# [DESCRIPTION OF THE TASK]
Check every line of the entries that follow, and copy the ones containing "fully".

(Dataset items)

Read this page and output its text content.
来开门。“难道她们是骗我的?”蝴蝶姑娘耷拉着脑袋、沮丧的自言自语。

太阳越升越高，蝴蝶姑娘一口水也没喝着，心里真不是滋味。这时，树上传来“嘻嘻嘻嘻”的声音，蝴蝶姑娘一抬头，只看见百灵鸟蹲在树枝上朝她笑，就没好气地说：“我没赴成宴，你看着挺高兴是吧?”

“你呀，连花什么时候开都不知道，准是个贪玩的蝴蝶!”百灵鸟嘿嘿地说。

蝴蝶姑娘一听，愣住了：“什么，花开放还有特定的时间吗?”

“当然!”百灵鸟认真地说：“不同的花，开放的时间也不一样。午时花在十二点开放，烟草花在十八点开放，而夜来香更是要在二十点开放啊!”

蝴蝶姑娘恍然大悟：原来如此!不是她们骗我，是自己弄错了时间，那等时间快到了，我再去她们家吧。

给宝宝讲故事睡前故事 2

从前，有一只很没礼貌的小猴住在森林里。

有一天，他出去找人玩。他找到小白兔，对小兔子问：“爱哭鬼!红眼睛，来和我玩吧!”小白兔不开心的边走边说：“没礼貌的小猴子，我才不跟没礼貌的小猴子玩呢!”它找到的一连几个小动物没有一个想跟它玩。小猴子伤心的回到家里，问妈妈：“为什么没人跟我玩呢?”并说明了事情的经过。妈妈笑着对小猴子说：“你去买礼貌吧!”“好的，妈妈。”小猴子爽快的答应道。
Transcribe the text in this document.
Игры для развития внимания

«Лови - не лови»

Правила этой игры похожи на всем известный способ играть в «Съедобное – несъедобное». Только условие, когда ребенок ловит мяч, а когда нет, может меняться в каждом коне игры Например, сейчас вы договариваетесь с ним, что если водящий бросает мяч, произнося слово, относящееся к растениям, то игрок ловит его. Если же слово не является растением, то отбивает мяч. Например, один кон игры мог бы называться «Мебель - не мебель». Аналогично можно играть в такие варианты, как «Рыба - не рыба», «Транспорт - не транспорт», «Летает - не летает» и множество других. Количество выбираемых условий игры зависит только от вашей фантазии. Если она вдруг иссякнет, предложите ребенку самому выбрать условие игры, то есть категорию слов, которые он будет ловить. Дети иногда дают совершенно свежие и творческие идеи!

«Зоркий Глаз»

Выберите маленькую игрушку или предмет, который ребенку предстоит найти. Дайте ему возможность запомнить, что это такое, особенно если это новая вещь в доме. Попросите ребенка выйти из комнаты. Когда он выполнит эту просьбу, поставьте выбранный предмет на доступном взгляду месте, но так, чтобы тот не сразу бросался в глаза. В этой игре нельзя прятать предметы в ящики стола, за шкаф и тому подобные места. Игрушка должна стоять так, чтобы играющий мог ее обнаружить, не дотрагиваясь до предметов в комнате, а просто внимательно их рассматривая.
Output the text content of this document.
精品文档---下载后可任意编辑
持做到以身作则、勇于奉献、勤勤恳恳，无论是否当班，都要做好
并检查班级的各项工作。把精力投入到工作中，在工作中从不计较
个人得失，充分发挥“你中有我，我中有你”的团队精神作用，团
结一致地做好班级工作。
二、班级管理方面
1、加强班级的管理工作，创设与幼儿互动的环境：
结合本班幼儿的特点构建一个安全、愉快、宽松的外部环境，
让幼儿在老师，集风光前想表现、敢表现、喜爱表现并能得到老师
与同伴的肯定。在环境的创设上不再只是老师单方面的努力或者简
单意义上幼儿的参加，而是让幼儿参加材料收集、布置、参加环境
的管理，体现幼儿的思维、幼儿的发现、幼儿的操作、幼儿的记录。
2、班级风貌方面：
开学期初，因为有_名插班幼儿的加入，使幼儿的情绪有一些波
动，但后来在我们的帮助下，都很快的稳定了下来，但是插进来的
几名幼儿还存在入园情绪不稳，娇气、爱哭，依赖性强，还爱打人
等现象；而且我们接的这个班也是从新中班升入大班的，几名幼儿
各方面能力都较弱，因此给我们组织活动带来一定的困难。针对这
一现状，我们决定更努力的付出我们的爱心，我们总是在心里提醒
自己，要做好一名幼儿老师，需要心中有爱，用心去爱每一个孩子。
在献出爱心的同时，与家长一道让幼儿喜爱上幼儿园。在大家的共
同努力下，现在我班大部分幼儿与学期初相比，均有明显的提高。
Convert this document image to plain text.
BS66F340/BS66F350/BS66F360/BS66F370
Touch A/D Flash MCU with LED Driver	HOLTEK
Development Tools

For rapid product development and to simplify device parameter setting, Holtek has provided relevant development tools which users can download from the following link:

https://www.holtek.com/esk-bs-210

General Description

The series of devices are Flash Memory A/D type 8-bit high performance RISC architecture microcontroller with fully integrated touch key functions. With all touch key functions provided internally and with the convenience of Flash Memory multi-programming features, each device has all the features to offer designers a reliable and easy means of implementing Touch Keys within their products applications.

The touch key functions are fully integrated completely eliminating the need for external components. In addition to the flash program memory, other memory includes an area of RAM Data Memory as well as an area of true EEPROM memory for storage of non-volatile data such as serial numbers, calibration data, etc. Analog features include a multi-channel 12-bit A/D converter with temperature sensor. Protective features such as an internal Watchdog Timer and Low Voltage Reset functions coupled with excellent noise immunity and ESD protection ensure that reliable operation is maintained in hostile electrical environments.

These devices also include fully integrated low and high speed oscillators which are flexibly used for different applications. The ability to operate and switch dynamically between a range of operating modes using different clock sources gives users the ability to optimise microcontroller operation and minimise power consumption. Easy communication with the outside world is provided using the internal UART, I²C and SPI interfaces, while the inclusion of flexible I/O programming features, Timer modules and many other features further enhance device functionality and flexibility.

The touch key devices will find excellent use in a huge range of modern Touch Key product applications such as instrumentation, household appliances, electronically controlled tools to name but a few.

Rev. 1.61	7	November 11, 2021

# [SOLUTION FOR THIS TASK]
The series of devices are Flash Memory A/D type 8-bit high performance RISC architecture microcontroller with fully integrated touch key functions. With all touch key functions provided internally and with the convenience of Flash Memory multi-programming features, each device has all the features to offer designers a reliable and easy means of implementing Touch Keys within their products applications.
The touch key functions are fully integrated completely eliminating the need for external components. In addition to the flash program memory, other memory includes an area of RAM Data Memory as well as an area of true EEPROM memory for storage of non-volatile data such as serial numbers, calibration data, etc. Analog features include a multi-channel 12-bit A/D converter with temperature sensor. Protective features such as an internal Watchdog Timer and Low Voltage Reset functions coupled with excellent noise immunity and ESD protection ensure that reliable operation is maintained in hostile electrical environments.
These devices also include fully integrated low and high speed oscillators which are flexibly used for different applications. The ability to operate and switch dynamically between a range of operating modes using different clock sources gives users the ability to optimise microcontroller operation and minimise power consumption. Easy communication with the outside world is provided using the internal UART, I²C and SPI interfaces, while the inclusion of flexible I/O programming features, Timer modules and many other features further enhance device functionality and flexibility.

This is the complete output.